Extract every line that contains the string "name".

-- Start of Material for this exercise --

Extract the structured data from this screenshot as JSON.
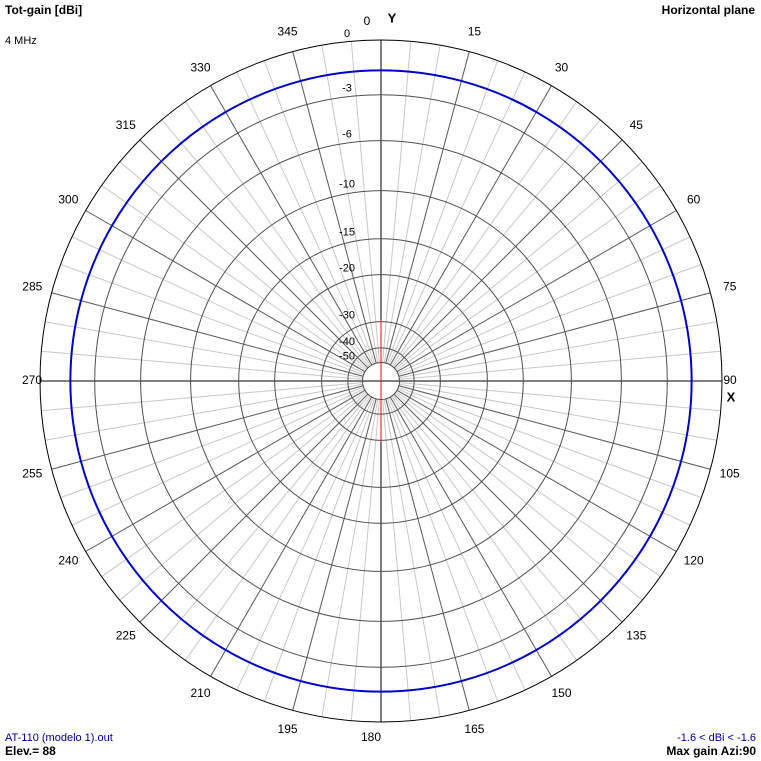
{
  "chart_data": {
    "type": "polar",
    "title": "Tot-gain [dBi]",
    "subtitle": "4 MHz",
    "plane": "Horizontal plane",
    "y_axis_label": "Y",
    "x_axis_label": "X",
    "file": "AT-110 (modelo 1).out",
    "elevation": "Elev.= 88",
    "gain_range": "-1.6 < dBi < -1.6",
    "max_gain": "Max gain Azi:90",
    "rlim": [
      -50,
      0
    ],
    "rticks": [
      0,
      -3,
      -6,
      -10,
      -15,
      -20,
      -30,
      -40,
      -50
    ],
    "thetaticks": [
      0,
      15,
      30,
      45,
      60,
      75,
      90,
      105,
      120,
      135,
      150,
      165,
      180,
      195,
      210,
      225,
      240,
      255,
      270,
      285,
      300,
      315,
      330,
      345
    ],
    "theta_minor_step": 5,
    "series": [
      {
        "color": "#0000c8",
        "theta": [
          0,
          30,
          60,
          90,
          120,
          150,
          180,
          210,
          240,
          270,
          300,
          330,
          360
        ],
        "values": [
          -1.6,
          -1.6,
          -1.6,
          -1.6,
          -1.6,
          -1.6,
          -1.6,
          -1.6,
          -1.6,
          -1.6,
          -1.6,
          -1.6,
          -1.6
        ]
      }
    ]
  }
}
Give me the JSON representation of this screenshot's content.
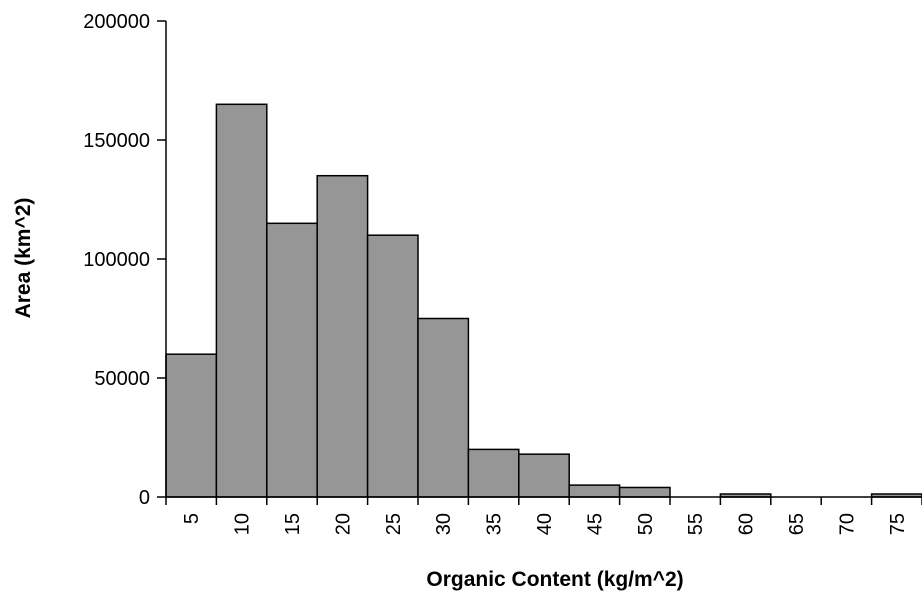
{
  "chart_data": {
    "type": "bar",
    "title": "",
    "xlabel": "Organic Content (kg/m^2)",
    "ylabel": "Area (km^2)",
    "categories": [
      "5",
      "10",
      "15",
      "20",
      "25",
      "30",
      "35",
      "40",
      "45",
      "50",
      "55",
      "60",
      "65",
      "70",
      "75"
    ],
    "values": [
      60000,
      165000,
      115000,
      135000,
      110000,
      75000,
      20000,
      18000,
      5000,
      4000,
      0,
      1000,
      0,
      0,
      1000
    ],
    "ylim": [
      0,
      200000
    ],
    "yticks": [
      "0",
      "50000",
      "100000",
      "150000",
      "200000"
    ],
    "ytick_values": [
      0,
      50000,
      100000,
      150000,
      200000
    ],
    "grid": false,
    "legend": "none",
    "bar_color": "#969696",
    "bar_edge_color": "#000000"
  }
}
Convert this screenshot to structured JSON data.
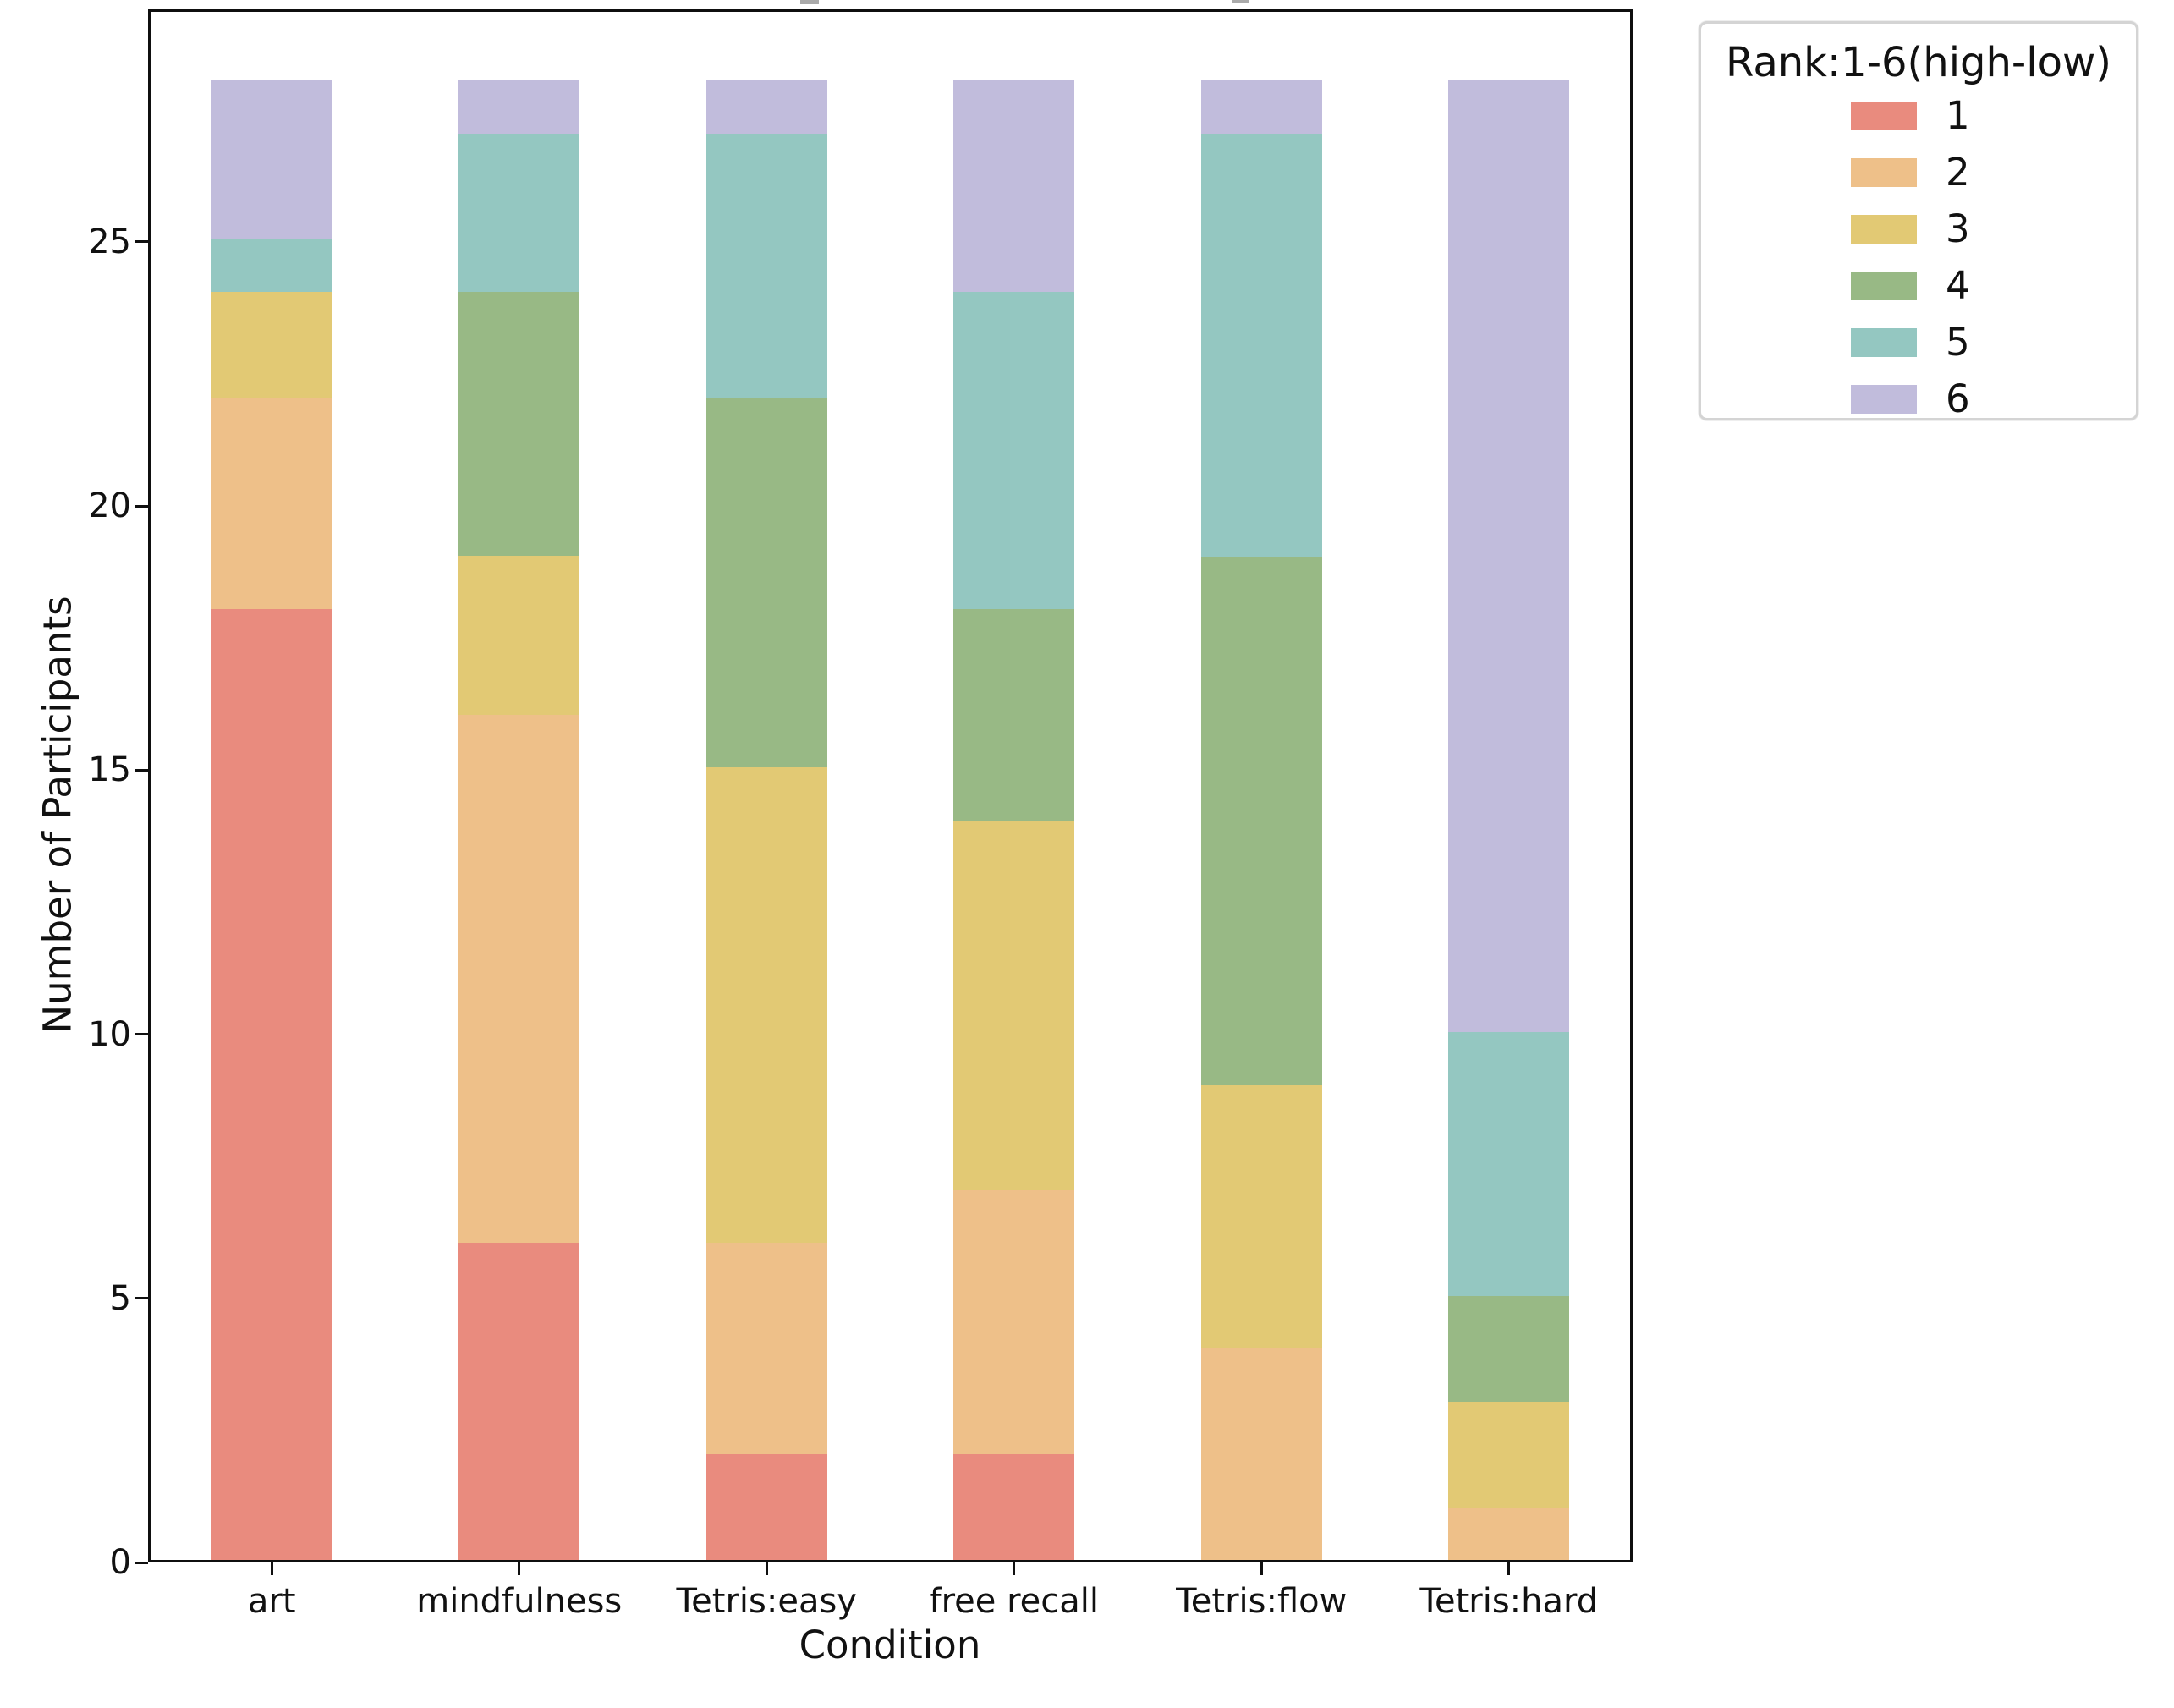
{
  "figure": {
    "background": "#ffffff",
    "axis_color": "#0f0f0f"
  },
  "chart_data": {
    "type": "bar",
    "stacked": true,
    "xlabel": "Condition",
    "ylabel": "Number of Participants",
    "categories": [
      "art",
      "mindfulness",
      "Tetris:easy",
      "free recall",
      "Tetris:flow",
      "Tetris:hard"
    ],
    "series": [
      {
        "name": "1",
        "color": "#e98b7e",
        "values": [
          18,
          6,
          2,
          2,
          0,
          0
        ]
      },
      {
        "name": "2",
        "color": "#eec089",
        "values": [
          4,
          10,
          4,
          5,
          4,
          1
        ]
      },
      {
        "name": "3",
        "color": "#e2c974",
        "values": [
          2,
          3,
          9,
          7,
          5,
          2
        ]
      },
      {
        "name": "4",
        "color": "#98b985",
        "values": [
          0,
          5,
          7,
          4,
          10,
          2
        ]
      },
      {
        "name": "5",
        "color": "#94c7c1",
        "values": [
          1,
          3,
          5,
          6,
          8,
          5
        ]
      },
      {
        "name": "6",
        "color": "#c1bcdc",
        "values": [
          3,
          1,
          1,
          4,
          1,
          18
        ]
      }
    ],
    "totals_per_category": [
      28,
      28,
      28,
      28,
      28,
      28
    ],
    "yticks": [
      0,
      5,
      10,
      15,
      20,
      25
    ],
    "ylim": [
      0,
      29.4
    ],
    "grid": false,
    "legend": {
      "title": "Rank:1-6(high-low)",
      "entries": [
        "1",
        "2",
        "3",
        "4",
        "5",
        "6"
      ],
      "position": "upper-right-outside"
    }
  }
}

-- End of Material for this exercise --

_Response to the exercise_
        "name": "1",
        "name": "2",
        "name": "3",
        "name": "4",
        "name": "5",
        "name": "6",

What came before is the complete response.